= DOCUMENT EXCERPT =
--- start ---

If you run it 10 times, what would be the consequence? It would still be an error (as we are changing gene_count), but at least it is not yet committed to the disk. This dialect would be much more comfortable when doing exploratory data analysis – you could run it knowing that no external data would be damaged. In the next recipe, we are going to see an alternative to make re-running code less problematic.
In the next few recipes, we are going to see, with very practical cases, why pure functions can be very useful. But there is one specific case that would be cumbersome to explain with an example and as such, we are going to present the theory here.
Pure functions make parallelizing code much easier. Imagine a framework to execute distributed computing such as Dask or Spark. Such a framework has to deal with the potential case where hardware fails, and code needs to be moved and potentially repeated elsewhere. If your code writes to disk (as an example of a side effect) every time it’s run, it’s much more complicated for distributed frameworks to recover. If your code has no side effects, the distributed framework could repeat your function without any concern for data consistency. Indeed, many distributed frameworks do not allow you to have side effects in your parallelizable code. They also might frown at data structure mutability, something we are going to discuss now.

--- end ---

= WHAT YOU WILL DO =
Answer these questions using the excerpt on pure functions above.
1. Which two frameworks for distributed computing does the excerpt name?
2. For what kind of work would the dialect be much more comfortable?
3. What do many distributed frameworks not allow in parallelizable code?

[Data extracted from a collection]
--- start ---

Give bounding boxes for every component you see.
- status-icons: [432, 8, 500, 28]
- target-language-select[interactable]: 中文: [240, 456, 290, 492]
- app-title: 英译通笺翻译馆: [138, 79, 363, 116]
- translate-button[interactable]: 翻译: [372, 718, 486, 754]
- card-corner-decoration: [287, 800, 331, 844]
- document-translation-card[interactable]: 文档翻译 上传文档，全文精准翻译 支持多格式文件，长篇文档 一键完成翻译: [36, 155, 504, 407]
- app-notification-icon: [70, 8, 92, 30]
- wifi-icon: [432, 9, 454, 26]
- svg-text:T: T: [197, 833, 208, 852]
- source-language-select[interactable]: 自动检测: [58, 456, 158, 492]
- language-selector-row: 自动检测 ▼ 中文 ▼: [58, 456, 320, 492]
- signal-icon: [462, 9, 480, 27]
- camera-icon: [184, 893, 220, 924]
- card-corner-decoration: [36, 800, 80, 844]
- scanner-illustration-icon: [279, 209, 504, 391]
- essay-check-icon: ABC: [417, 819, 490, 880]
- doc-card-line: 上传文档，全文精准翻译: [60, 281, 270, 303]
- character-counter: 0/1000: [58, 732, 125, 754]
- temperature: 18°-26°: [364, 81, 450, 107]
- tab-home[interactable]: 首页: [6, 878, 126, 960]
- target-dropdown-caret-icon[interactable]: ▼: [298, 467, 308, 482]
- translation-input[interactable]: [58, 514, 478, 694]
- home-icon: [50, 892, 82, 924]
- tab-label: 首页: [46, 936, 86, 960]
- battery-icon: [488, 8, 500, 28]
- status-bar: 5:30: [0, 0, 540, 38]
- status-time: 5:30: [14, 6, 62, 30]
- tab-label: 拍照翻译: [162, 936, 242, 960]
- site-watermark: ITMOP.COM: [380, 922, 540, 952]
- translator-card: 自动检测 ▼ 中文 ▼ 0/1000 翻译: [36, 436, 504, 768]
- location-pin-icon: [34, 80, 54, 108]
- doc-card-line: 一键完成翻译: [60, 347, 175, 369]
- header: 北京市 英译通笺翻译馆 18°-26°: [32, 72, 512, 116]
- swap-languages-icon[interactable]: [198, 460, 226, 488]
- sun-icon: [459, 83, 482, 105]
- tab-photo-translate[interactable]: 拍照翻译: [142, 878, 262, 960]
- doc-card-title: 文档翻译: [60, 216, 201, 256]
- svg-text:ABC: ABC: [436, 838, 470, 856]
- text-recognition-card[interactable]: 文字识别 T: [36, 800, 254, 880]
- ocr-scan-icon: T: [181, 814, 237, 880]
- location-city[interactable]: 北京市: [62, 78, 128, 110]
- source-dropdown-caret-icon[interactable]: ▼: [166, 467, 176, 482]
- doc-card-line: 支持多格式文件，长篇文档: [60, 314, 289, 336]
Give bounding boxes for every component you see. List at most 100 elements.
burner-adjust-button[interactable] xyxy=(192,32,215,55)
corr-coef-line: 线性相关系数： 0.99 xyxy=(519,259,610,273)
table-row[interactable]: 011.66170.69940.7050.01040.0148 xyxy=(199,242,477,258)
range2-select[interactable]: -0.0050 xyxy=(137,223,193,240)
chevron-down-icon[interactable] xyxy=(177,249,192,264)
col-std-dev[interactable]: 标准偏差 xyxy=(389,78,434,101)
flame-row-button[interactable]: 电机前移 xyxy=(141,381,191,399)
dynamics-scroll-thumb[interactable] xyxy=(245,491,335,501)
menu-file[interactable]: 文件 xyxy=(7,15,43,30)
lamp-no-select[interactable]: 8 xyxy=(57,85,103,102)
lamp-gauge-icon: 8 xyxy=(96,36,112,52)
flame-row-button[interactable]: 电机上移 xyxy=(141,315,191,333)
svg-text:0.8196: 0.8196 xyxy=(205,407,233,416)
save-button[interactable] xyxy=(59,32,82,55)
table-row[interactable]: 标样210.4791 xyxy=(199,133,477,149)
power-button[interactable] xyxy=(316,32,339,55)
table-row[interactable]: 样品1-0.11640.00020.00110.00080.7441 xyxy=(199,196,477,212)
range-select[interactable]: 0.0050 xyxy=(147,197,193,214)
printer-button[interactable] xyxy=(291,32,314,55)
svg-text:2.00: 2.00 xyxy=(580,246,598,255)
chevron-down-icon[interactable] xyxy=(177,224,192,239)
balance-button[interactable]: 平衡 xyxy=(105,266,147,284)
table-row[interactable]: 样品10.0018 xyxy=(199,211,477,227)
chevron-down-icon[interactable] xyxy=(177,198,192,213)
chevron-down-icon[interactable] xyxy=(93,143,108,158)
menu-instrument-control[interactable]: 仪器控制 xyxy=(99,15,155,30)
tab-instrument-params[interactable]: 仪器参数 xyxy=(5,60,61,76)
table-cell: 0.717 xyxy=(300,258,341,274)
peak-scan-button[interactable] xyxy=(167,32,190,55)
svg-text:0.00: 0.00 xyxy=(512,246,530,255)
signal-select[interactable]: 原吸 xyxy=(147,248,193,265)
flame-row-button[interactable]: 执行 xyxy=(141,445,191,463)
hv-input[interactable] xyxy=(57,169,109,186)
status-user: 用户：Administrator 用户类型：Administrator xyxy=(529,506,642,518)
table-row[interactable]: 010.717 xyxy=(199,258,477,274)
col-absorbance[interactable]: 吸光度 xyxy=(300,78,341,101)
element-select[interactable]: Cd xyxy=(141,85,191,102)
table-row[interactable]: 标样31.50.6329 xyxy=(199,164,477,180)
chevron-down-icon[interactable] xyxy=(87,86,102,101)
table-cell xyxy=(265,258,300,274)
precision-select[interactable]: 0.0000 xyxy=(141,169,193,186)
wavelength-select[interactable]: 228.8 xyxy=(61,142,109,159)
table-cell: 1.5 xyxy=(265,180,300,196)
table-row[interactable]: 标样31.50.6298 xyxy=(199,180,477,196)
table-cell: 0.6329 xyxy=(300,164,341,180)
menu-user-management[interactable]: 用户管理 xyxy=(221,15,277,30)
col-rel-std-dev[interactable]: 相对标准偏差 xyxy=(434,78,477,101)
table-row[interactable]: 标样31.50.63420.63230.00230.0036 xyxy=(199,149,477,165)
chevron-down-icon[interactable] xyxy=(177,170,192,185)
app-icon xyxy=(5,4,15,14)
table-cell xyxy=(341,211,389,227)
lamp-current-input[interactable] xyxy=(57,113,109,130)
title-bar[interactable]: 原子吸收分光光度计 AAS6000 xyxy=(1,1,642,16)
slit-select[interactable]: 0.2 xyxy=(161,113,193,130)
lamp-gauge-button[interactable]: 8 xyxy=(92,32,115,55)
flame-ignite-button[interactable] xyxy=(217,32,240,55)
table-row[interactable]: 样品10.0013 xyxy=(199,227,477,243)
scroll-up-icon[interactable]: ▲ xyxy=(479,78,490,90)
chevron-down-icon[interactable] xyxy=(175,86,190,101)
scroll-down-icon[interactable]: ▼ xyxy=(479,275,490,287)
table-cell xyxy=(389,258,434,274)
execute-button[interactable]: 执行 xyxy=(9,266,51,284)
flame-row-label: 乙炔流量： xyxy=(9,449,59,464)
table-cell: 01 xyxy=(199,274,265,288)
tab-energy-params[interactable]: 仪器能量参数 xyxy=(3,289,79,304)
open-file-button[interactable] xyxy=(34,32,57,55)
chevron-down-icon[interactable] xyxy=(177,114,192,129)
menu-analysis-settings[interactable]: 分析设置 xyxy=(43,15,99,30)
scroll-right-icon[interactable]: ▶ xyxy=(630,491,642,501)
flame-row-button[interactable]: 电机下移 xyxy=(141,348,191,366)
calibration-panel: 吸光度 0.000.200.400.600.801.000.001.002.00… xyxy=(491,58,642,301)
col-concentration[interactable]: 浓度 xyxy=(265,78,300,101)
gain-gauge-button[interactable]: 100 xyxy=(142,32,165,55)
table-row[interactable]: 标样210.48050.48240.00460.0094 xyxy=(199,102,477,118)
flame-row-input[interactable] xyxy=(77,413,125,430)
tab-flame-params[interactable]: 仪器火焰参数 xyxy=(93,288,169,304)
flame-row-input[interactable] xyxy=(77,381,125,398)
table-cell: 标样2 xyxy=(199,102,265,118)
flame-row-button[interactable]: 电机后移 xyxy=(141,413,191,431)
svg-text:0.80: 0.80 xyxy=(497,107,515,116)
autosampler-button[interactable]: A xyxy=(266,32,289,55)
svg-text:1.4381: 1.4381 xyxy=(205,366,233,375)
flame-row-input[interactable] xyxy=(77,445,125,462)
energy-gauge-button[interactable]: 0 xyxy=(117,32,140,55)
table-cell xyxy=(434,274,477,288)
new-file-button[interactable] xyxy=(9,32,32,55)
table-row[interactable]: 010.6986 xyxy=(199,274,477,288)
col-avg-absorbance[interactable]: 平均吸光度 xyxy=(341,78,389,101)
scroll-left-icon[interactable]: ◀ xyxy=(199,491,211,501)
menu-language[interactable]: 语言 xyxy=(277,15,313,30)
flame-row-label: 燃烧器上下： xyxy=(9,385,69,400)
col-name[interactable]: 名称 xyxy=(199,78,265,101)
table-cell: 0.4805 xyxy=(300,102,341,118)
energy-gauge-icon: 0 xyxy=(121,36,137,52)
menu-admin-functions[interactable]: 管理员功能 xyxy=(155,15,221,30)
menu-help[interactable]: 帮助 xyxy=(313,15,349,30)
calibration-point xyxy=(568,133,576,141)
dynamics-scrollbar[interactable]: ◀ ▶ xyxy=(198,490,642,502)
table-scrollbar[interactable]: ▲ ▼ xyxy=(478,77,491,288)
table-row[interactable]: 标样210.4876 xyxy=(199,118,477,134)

--- end ---

= RESPONSE =
1. Dask and Spark.
2. Exploratory data analysis.
3. Side effects.